TASK PROMPT: Please copy out the dictionary entry for "blackberry" below in full, character for character.

EXTRACTED TEXT Start Marker

1. The fruit of the bramble (Rubus fruticosus) and its varieties. This being almost the commonest wild fruit in England is spoken of proverbially as the type of what is plentiful and little prized.
c. 1000. Ælfric, Gloss., in Wr.-Wülcker, Voc., 139. Flaui, uel mori, blaceberian.
c. 1250. Gloss., ibid. 558. Murum, blakeberie.
c. 1350. Will. Palerne, 1809. Blake-beries þat on breres growen.
a. 1420. Occleve, De Reg. Princ., 4715. He settethe not therby a blakberie.
1555. Eden, Decades W. Ind., III. viii. (Arb.), 172. Bramble busshes bearynge blacke berries or wylde raspes.
1596. Shaks., 1 Hen. IV., II. iv. 265. If Reasons were as plentie as Black-berries, I would giue no man a Reason vpon compulsion.
1713. Gay, Past., vi. Blackberries they pluckd in deserts wild.
1852. Gard. Chron., 3. A real novelty in the form of what is called a White Blackberry.
b. attrib.
1578. Lyte, Dodoens, VI. iv. 661. The Bramble or Blacke berie bushe.
1580. Baret, Alv., B 1111. Bramble, the blacke bery tree.
1846. Sowerby, Brit. Bot. (1864), III. 164. Who has not in his day, been a Blackberry-gatherer?
1847. Halliwell, Dict., Blackberry summer, the fine weather at the latter end of September and the beginning of October, when the blackberries ripen. Hants.
1880. Besant & Rice, Seamy Side, xxiii. 290. Real jam, blackberry-jam.
2. The trailing shrub that bears this fruit; the bramble.

EXTRACTED TEXT End Marker
RAW DATA Start Marker

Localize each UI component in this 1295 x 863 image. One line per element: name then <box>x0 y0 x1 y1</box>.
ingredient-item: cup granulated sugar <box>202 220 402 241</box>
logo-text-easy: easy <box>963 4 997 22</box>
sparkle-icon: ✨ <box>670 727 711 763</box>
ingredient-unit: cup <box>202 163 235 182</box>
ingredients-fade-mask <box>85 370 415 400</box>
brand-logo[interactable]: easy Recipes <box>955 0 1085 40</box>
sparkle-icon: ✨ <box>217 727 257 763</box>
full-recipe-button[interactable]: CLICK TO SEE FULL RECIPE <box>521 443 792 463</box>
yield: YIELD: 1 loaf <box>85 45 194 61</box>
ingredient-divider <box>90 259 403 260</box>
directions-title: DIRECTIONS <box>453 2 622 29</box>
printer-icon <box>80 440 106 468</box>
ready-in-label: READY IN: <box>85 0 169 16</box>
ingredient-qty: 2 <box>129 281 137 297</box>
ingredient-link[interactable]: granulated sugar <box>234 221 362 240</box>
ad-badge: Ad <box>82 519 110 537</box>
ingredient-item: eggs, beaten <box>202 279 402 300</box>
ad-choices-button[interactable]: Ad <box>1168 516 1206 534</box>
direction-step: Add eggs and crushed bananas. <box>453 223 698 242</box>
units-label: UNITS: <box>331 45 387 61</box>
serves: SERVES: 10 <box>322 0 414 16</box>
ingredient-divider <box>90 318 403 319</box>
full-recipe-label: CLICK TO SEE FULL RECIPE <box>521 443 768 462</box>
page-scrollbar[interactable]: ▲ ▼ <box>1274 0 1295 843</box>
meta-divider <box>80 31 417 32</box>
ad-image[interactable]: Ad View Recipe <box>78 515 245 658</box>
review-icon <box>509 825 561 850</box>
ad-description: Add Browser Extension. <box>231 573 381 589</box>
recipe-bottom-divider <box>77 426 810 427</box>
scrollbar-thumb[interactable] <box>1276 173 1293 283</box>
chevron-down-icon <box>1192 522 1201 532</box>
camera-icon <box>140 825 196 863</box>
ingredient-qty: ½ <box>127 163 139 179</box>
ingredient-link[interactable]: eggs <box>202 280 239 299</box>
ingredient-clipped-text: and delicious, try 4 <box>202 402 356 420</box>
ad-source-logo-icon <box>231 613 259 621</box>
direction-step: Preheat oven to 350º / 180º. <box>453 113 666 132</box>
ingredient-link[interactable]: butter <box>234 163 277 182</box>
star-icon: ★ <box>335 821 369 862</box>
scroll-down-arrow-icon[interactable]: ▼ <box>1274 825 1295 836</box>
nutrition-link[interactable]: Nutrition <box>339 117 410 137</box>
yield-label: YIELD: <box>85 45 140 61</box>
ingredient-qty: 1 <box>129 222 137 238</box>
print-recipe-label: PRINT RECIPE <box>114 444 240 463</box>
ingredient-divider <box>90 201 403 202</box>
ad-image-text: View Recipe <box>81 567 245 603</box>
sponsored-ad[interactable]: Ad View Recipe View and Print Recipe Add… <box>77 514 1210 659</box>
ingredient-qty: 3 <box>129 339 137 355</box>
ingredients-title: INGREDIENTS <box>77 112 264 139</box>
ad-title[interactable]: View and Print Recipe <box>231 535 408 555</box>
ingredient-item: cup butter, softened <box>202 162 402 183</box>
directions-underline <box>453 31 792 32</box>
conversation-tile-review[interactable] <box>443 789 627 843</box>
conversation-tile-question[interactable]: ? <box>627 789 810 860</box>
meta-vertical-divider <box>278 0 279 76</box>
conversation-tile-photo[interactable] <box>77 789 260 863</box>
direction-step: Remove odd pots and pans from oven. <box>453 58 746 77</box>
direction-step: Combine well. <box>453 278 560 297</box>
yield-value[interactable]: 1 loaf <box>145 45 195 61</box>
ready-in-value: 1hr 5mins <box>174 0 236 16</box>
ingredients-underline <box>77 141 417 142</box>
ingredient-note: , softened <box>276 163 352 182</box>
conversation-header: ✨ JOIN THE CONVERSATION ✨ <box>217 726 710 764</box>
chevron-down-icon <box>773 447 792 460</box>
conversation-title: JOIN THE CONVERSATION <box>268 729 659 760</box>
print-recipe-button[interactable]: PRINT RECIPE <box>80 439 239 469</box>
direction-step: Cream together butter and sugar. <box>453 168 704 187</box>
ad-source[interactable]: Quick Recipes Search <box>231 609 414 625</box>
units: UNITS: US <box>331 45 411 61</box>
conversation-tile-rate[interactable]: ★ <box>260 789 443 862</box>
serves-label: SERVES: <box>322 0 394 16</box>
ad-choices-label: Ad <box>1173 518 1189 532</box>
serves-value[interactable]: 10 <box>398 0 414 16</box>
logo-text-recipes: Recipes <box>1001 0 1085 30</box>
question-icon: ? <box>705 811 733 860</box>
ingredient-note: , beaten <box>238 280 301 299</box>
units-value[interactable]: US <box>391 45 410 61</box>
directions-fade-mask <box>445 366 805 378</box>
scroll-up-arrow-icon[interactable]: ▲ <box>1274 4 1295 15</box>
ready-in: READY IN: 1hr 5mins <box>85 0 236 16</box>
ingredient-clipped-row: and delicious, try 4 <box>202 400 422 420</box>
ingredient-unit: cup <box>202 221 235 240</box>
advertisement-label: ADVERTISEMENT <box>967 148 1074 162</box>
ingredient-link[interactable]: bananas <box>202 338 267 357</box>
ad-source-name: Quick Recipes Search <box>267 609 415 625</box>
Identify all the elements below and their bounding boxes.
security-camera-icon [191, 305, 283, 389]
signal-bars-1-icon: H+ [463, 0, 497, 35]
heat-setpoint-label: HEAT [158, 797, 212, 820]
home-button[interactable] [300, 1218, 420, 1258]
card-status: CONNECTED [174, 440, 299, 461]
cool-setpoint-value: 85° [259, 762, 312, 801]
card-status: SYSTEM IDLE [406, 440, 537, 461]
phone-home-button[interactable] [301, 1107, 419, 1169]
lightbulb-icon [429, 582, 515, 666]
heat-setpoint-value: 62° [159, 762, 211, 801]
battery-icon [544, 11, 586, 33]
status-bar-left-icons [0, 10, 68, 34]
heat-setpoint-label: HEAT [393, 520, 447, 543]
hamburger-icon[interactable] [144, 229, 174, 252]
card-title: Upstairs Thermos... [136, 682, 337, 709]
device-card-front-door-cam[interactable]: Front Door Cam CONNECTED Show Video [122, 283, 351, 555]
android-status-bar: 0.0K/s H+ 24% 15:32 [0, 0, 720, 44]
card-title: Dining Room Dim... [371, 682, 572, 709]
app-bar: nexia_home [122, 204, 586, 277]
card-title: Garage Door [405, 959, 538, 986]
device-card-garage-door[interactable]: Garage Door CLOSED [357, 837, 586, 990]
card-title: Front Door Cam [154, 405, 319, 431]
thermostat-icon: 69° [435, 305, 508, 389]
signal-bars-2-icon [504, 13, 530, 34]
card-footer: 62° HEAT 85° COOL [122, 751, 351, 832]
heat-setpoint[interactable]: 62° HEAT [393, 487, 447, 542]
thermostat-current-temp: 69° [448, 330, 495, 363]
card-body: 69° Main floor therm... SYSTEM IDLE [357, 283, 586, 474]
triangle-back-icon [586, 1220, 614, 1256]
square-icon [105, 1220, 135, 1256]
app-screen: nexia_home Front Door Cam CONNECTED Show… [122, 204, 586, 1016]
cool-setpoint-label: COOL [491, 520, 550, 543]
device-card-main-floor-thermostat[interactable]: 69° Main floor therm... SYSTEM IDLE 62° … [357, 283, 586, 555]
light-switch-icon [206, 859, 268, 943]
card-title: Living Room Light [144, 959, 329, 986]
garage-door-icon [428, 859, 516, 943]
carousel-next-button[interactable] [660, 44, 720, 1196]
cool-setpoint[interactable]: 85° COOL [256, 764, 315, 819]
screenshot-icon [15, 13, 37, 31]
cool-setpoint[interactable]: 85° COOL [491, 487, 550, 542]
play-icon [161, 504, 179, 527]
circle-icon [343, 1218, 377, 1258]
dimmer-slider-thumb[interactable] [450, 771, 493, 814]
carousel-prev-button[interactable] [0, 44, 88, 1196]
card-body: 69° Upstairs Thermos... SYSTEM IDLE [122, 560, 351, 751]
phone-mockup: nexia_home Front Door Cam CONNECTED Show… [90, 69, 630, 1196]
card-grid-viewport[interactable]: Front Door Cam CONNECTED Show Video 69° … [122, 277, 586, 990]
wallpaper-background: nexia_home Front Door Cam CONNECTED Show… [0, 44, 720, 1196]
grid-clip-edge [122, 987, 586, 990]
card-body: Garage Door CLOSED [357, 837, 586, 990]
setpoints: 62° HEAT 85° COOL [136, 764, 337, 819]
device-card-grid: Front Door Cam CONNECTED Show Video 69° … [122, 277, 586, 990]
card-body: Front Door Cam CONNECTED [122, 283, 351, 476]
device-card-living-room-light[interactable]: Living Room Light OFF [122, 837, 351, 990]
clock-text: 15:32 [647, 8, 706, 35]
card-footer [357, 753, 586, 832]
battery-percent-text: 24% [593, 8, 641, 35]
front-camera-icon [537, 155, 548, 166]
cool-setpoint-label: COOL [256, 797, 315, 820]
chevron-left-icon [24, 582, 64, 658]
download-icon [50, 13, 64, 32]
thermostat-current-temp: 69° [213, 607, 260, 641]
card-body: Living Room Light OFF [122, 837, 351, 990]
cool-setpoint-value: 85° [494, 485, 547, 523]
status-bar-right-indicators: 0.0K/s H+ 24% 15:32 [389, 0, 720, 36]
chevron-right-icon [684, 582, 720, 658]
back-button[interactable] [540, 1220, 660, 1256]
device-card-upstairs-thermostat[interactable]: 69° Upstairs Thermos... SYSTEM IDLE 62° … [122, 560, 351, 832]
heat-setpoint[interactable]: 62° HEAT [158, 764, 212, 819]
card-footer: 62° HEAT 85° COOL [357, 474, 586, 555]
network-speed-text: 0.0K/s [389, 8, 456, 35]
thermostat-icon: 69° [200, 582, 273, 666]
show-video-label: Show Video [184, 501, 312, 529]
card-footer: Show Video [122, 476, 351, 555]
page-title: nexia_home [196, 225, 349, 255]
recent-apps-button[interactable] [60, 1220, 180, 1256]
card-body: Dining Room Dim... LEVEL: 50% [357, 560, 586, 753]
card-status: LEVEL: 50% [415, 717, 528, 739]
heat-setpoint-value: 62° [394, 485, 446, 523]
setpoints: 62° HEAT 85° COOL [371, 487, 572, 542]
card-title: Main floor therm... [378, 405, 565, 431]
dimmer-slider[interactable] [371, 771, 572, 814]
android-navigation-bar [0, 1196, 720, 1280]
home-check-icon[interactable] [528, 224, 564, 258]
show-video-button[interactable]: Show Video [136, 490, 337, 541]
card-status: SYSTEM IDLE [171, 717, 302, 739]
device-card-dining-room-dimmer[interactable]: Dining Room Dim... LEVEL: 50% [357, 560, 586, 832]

RAW DATA End Marker

THE ANSWER:
1. The fruit of the bramble (Rubus fruticosus) and its varieties. This being almost the commonest wild fruit in England is spoken of proverbially as the type of what is plentiful and little prized.
c. 1000. Ælfric, Gloss., in Wr.-Wülcker, Voc., 139. Flaui, uel mori, blaceberian.
c. 1250. Gloss., ibid. 558. Murum, blakeberie.
c. 1350. Will. Palerne, 1809. Blake-beries þat on breres growen.
a. 1420. Occleve, De Reg. Princ., 4715. He settethe not therby a blakberie.
1555. Eden, Decades W. Ind., III. viii. (Arb.), 172. Bramble busshes bearynge blacke berries or wylde raspes.
1596. Shaks., 1 Hen. IV., II. iv. 265. If Reasons were as plentie as Black-berries, I would giue no man a Reason vpon compulsion.
1713. Gay, Past., vi. Blackberries they pluckd in deserts wild.
1852. Gard. Chron., 3. A real novelty in the form of what is called a White Blackberry.
b. attrib.
1578. Lyte, Dodoens, VI. iv. 661. The Bramble or Blacke berie bushe.
1580. Baret, Alv., B 1111. Bramble, the blacke bery tree.
1846. Sowerby, Brit. Bot. (1864), III. 164. Who has not in his day, been a Blackberry-gatherer?
1847. Halliwell, Dict., Blackberry summer, the fine weather at the latter end of September and the beginning of October, when the blackberries ripen. Hants.
1880. Besant & Rice, Seamy Side, xxiii. 290. Real jam, blackberry-jam.
2. The trailing shrub that bears this fruit; the bramble.